(Records about charts and figures)
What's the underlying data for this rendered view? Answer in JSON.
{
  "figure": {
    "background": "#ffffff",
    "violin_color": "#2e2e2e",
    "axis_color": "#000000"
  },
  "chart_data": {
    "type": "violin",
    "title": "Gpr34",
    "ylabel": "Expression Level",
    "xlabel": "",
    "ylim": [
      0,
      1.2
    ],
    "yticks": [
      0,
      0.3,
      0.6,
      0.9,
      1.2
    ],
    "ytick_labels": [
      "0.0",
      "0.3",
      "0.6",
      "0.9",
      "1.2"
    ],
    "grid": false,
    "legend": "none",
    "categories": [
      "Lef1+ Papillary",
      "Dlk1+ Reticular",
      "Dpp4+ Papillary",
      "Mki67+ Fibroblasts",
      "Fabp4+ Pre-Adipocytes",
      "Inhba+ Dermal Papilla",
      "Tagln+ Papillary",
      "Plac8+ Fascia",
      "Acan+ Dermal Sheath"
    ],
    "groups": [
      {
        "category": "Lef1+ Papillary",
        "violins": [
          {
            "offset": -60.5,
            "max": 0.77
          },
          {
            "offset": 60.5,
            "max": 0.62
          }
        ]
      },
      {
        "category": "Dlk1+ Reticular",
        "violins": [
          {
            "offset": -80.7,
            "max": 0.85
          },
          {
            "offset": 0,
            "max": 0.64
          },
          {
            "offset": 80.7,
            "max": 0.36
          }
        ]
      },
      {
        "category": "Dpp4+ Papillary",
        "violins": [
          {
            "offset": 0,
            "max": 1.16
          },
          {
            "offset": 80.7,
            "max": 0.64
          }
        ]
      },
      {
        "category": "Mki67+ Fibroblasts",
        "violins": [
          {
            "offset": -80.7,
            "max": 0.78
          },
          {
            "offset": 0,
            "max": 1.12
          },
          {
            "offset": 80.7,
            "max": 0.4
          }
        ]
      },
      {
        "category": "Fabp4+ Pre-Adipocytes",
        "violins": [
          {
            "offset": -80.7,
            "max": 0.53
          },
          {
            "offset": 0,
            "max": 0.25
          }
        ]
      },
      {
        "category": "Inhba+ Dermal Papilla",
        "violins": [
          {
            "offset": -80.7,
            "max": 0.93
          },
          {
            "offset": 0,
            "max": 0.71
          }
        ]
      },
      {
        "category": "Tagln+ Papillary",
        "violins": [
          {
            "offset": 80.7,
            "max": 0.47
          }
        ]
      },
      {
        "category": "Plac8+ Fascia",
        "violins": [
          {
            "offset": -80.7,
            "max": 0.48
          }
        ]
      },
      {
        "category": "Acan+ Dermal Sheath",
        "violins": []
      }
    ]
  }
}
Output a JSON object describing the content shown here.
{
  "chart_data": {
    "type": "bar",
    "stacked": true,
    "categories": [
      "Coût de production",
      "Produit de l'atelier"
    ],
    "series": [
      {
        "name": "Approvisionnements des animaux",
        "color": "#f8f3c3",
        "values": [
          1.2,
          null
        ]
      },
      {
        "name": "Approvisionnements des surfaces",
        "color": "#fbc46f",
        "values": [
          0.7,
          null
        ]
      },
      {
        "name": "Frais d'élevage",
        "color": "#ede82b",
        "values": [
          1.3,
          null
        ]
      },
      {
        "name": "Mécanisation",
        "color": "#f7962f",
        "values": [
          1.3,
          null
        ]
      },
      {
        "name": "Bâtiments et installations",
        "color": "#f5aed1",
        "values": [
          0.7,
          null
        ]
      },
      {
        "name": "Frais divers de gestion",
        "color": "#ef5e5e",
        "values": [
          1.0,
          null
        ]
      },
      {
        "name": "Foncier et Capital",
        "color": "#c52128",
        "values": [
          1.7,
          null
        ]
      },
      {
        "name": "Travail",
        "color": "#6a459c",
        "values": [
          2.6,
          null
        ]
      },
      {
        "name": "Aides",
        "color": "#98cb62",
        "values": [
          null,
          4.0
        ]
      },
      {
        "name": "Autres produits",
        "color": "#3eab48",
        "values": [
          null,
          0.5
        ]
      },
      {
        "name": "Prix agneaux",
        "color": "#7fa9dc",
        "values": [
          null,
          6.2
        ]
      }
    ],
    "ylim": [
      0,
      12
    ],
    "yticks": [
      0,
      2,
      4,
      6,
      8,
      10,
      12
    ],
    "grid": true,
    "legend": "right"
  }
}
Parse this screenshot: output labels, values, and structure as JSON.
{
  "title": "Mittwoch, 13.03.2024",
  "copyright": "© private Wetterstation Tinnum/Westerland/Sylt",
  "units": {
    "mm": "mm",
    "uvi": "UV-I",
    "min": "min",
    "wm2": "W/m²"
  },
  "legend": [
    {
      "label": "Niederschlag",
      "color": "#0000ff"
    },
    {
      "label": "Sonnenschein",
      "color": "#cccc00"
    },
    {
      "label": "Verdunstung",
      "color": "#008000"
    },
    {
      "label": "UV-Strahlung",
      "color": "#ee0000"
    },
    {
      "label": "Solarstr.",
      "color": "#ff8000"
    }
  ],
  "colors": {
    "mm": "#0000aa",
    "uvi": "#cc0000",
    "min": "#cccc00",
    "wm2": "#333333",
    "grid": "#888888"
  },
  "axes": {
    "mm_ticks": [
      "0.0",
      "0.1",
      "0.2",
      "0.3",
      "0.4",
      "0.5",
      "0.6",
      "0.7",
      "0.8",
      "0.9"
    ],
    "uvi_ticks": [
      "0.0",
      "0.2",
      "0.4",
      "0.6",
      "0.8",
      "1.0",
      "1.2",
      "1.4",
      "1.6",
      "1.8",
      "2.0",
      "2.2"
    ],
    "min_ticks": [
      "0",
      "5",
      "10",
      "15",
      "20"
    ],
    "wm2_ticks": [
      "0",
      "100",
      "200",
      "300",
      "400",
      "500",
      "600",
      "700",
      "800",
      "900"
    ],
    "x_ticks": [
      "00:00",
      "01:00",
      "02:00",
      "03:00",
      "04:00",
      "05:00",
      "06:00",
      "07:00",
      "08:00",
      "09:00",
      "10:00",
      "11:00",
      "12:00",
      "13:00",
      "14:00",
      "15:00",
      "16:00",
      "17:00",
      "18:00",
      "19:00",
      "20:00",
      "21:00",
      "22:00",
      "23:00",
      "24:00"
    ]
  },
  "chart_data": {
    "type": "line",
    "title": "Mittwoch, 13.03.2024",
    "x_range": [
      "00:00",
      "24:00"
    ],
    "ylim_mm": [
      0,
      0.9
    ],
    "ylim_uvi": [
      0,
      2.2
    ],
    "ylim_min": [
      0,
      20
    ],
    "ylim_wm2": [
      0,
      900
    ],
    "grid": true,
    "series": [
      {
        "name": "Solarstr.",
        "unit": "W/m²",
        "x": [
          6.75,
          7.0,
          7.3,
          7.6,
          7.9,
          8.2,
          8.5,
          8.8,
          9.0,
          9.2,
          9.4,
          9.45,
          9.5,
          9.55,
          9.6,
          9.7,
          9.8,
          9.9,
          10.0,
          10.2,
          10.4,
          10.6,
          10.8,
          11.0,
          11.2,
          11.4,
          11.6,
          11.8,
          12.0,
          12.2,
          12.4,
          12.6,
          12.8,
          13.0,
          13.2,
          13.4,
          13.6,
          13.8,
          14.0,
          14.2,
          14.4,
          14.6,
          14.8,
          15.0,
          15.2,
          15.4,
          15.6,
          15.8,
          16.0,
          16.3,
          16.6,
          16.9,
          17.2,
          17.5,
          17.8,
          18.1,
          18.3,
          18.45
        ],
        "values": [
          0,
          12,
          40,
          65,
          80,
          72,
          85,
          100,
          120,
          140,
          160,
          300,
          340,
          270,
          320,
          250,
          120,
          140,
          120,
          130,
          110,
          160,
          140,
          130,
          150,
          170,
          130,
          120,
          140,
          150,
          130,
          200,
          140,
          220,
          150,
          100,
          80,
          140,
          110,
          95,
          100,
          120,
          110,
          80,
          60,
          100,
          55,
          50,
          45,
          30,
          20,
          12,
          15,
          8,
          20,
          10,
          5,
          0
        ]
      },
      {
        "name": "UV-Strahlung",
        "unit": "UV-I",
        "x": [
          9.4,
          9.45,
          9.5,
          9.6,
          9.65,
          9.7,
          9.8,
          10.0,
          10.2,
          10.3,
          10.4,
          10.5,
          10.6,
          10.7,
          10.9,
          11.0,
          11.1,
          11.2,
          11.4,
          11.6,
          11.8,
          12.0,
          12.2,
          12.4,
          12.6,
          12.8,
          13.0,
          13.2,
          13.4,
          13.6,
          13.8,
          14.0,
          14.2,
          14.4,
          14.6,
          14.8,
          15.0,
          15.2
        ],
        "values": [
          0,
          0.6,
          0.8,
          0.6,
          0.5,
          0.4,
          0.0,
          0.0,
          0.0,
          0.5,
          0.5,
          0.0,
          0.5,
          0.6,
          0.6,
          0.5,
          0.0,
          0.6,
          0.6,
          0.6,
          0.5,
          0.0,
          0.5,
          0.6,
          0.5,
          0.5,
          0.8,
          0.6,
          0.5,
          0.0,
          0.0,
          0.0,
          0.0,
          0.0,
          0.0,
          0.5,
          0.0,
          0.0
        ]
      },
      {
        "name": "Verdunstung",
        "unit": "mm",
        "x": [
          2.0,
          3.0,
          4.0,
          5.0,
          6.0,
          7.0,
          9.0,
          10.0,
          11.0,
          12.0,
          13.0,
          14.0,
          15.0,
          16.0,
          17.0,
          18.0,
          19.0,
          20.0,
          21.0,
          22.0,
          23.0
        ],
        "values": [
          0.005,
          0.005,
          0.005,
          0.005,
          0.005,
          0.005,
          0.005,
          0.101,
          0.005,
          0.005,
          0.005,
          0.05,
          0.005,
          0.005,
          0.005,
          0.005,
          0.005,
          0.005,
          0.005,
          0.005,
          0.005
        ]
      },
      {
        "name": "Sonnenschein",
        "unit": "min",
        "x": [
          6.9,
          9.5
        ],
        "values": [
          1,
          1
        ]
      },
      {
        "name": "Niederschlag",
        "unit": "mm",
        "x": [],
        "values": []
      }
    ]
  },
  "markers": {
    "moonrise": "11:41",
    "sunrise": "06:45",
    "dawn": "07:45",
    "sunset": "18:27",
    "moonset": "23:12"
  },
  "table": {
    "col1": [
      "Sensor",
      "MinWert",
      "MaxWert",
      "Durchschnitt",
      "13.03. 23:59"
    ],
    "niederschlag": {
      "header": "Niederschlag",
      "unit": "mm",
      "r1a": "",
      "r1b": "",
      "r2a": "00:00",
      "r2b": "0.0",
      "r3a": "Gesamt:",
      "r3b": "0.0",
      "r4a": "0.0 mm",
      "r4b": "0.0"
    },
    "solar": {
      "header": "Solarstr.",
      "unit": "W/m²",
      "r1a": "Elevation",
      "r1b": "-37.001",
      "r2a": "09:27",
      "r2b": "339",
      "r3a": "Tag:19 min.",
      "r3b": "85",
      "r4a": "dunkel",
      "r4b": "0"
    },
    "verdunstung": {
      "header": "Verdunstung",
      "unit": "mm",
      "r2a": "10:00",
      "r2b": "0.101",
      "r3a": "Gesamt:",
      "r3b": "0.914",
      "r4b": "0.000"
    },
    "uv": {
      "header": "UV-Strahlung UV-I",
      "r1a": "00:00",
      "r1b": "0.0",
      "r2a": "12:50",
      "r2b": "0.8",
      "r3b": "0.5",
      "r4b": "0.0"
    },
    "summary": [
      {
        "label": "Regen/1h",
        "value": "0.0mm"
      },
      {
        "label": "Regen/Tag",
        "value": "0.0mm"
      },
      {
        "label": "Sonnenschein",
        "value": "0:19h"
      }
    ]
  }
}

Task statement: Select every line in the records above that contains the word "Mittwoch".

Task answer:
  "title": "Mittwoch, 13.03.2024",
    "title": "Mittwoch, 13.03.2024",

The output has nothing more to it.